Scan the material below for the string "Punic", and copy every line where it shows up.

* Begin Provided data *

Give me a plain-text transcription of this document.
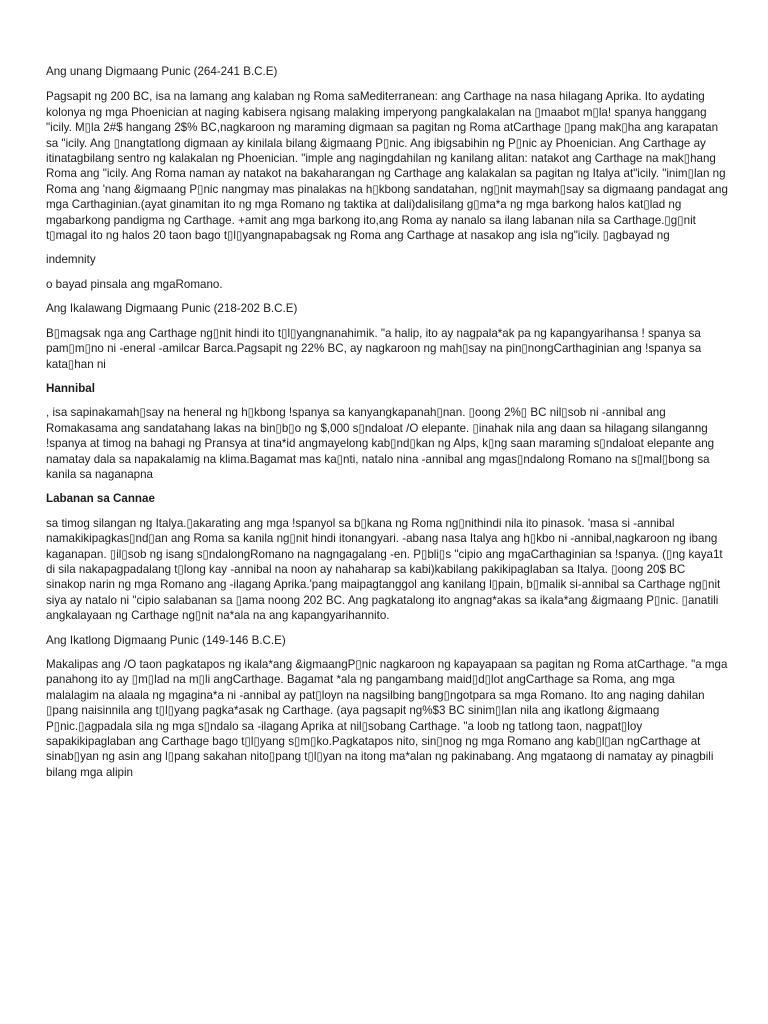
Ang unang Digmaang Punic (264-241 B.C.E)

Pagsapit ng 200 BC, isa na lamang ang kalaban ng Roma saMediterranean: ang Carthage na nasa hilagang Aprika. Ito aydating kolonya ng mga Phoenician at naging kabisera ngisang malaking imperyong pangkalakalan na ▯maabot m▯la! spanya hanggang "icily. M▯la 2#$ hangang 2$% BC,nagkaroon ng maraming digmaan sa pagitan ng Roma atCarthage ▯pang mak▯ha ang karapatan sa "icily. Ang ▯nangtatlong digmaan ay kinilala bilang &igmaang P▯nic. Ang ibigsabihin ng P▯nic ay Phoenician. Ang Carthage ay itinatagbilang sentro ng kalakalan ng Phoenician. "imple ang nagingdahilan ng kanilang alitan: natakot ang Carthage na mak▯hang Roma ang "icily. Ang Roma naman ay natakot na bakaharangan ng Carthage ang kalakalan sa pagitan ng Italya at"icily. "inim▯lan ng Roma ang 'nang &igmaang P▯nic nangmay mas pinalakas na h▯kbong sandatahan, ng▯nit maymah▯say sa digmaang pandagat ang mga Carthaginian.(ayat ginamitan ito ng mga Romano ng taktika at dali)dalisilang g▯ma*a ng mga barkong halos kat▯lad ng mgabarkong pandigma ng Carthage. +amit ang mga barkong ito,ang Roma ay nanalo sa ilang labanan nila sa Carthage.▯g▯nit t▯magal ito ng halos 20 taon bago t▯l▯yangnapabagsak ng Roma ang Carthage at nasakop ang isla ng"icily. ▯agbayad ng

indemnity

o bayad pinsala ang mgaRomano.

Ang Ikalawang Digmaang Punic (218-202 B.C.E)

B▯magsak nga ang Carthage ng▯nit hindi ito t▯l▯yangnanahimik. "a halip, ito ay nagpala*ak pa ng kapangyarihansa ! spanya sa pam▯m▯no ni -eneral -amilcar Barca.Pagsapit ng 22% BC, ay nagkaroon ng mah▯say na pin▯nongCarthaginian ang !spanya sa kata▯han ni

Hannibal

, isa sapinakamah▯say na heneral ng h▯kbong !spanya sa kanyangkapanah▯nan. ▯oong 2%▯ BC nil▯sob ni -annibal ang Romakasama ang sandatahang lakas na bin▯b▯o ng $,000 s▯ndaloat /O elepante. ▯inahak nila ang daan sa hilagang silanganng !spanya at timog na bahagi ng Pransya at tina*id angmayelong kab▯nd▯kan ng Alps, k▯ng saan maraming s▯ndaloat elepante ang namatay dala sa napakalamig na klima.Bagamat mas ka▯nti, natalo nina -annibal ang mgas▯ndalong Romano na s▯mal▯bong sa kanila sa naganapna

Labanan sa Cannae

sa timog silangan ng Italya.▯akarating ang mga !spanyol sa b▯kana ng Roma ng▯nithindi nila ito pinasok. 'masa si -annibal namakikipagkas▯nd▯an ang Roma sa kanila ng▯nit hindi itonangyari. -abang nasa Italya ang h▯kbo ni -annibal,nagkaroon ng ibang kaganapan. ▯il▯sob ng isang s▯ndalongRomano na nagngagalang -en. P▯bli▯s "cipio ang mgaCarthaginian sa !spanya. (▯ng kaya1t di sila nakapagpadalang t▯long kay -annibal na noon ay nahaharap sa kabi)kabilang pakikipaglaban sa Italya. ▯oong 20$ BC sinakop narin ng mga Romano ang -ilagang Aprika.'pang maipagtanggol ang kanilang l▯pain, b▯malik si-annibal sa Carthage ng▯nit siya ay natalo ni "cipio salabanan sa ▯ama noong 202 BC. Ang pagkatalong ito angnag*akas sa ikala*ang &igmaang P▯nic. ▯anatili angkalayaan ng Carthage ng▯nit na*ala na ang kapangyarihannito.

Ang Ikatlong Digmaang Punic (149-146 B.C.E)

Makalipas ang /O taon pagkatapos ng ikala*ang &igmaangP▯nic nagkaroon ng kapayapaan sa pagitan ng Roma atCarthage. "a mga panahong ito ay ▯m▯lad na m▯li angCarthage. Bagamat *ala ng pangambang maid▯d▯lot angCarthage sa Roma, ang mga malalagim na alaala ng mgagina*a ni -annibal ay pat▯loyn na nagsilbing bang▯ngotpara sa mga Romano. Ito ang naging dahilan ▯pang naisinnila ang t▯l▯yang pagka*asak ng Carthage. (aya pagsapit ng%$3 BC sinim▯lan nila ang ikatlong &igmaang P▯nic.▯agpadala sila ng mga s▯ndalo sa -ilagang Aprika at nil▯sobang Carthage. "a loob ng tatlong taon, nagpat▯loy sapakikipaglaban ang Carthage bago t▯l▯yang s▯m▯ko.Pagkatapos nito, sin▯nog ng mga Romano ang kab▯l▯an ngCarthage at sinab▯yan ng asin ang l▯pang sakahan nito▯pang t▯l▯yan na itong ma*alan ng pakinabang. Ang mgataong di namatay ay pinagbili bilang mga alipin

* End Provided data *

**Full answer**
Ang unang Digmaang Punic (264-241 B.C.E)
Ang Ikalawang Digmaang Punic (218-202 B.C.E)
Ang Ikatlong Digmaang Punic (149-146 B.C.E)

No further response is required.